> [Written task]
Copy out all lines with the word "data" in them.

> [Supplied material]
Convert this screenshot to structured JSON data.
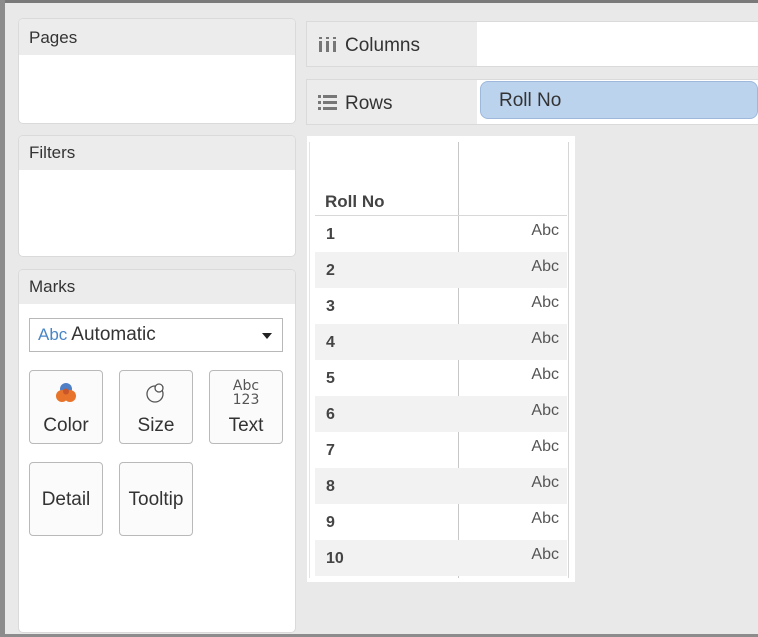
==
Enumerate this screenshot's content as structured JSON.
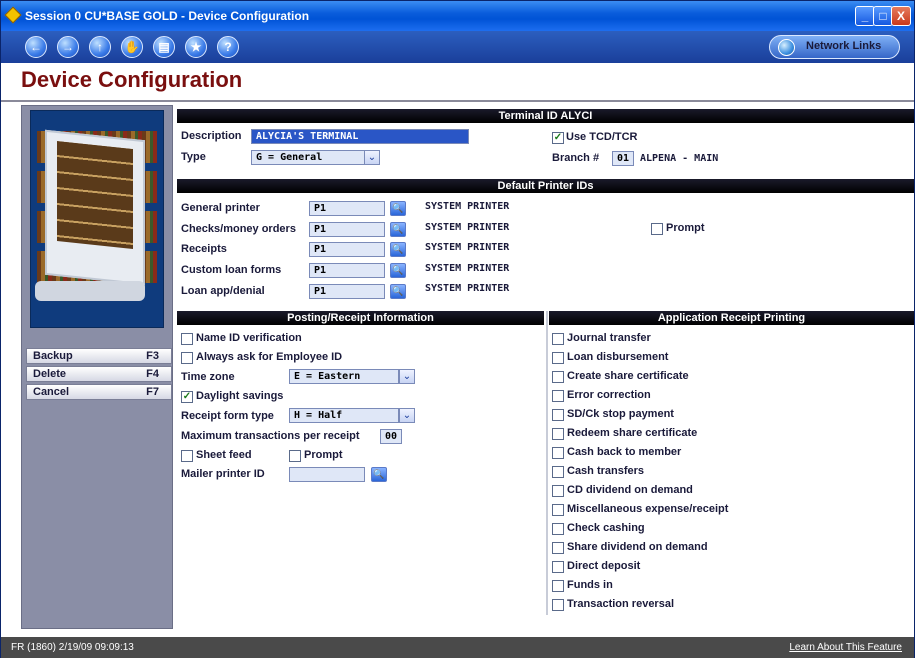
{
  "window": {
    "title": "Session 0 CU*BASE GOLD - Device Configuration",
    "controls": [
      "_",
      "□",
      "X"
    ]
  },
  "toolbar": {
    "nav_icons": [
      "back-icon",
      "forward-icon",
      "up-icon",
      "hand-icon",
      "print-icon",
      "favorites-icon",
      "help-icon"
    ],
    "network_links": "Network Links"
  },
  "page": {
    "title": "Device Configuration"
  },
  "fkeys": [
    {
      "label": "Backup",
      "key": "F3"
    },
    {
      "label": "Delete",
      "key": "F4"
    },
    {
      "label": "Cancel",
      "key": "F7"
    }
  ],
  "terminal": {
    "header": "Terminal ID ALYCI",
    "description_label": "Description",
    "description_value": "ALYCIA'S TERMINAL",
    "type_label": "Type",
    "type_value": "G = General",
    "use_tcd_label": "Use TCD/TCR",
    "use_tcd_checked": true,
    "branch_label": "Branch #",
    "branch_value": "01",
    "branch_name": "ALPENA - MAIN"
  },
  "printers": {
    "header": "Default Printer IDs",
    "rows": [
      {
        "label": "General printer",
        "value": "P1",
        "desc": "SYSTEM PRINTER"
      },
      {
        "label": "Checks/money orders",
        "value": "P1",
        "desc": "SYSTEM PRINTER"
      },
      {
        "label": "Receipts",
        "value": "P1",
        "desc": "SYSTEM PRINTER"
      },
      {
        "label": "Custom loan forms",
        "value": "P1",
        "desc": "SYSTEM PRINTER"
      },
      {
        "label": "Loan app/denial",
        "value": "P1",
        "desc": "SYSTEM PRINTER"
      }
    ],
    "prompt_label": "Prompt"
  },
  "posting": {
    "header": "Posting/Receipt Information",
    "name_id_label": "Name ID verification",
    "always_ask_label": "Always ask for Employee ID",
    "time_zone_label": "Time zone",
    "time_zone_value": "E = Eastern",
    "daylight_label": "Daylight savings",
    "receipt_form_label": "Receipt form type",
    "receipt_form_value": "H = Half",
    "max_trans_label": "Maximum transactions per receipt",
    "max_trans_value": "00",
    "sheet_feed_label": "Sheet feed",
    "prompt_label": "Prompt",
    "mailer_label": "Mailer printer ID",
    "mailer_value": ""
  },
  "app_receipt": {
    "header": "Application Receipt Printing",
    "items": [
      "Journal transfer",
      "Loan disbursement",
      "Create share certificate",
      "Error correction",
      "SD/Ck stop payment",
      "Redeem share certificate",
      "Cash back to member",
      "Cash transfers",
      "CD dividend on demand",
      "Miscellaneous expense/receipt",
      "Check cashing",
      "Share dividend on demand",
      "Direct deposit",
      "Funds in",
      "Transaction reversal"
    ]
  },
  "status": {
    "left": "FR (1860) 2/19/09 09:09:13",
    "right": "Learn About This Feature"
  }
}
...
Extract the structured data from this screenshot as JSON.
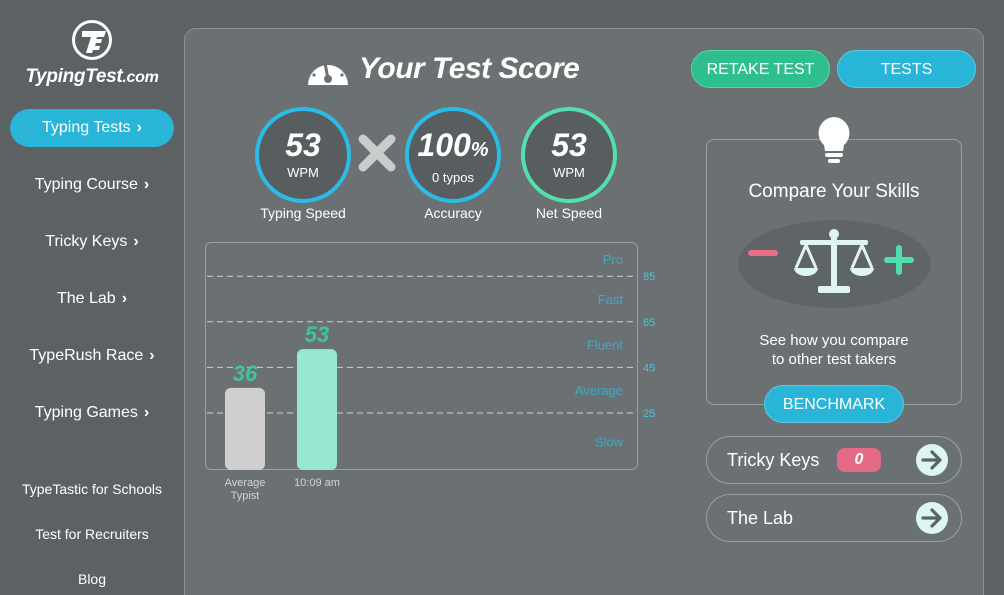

> [Answer in full]
Convert this screenshot to structured JSON data.
Extract the structured data from this screenshot as JSON.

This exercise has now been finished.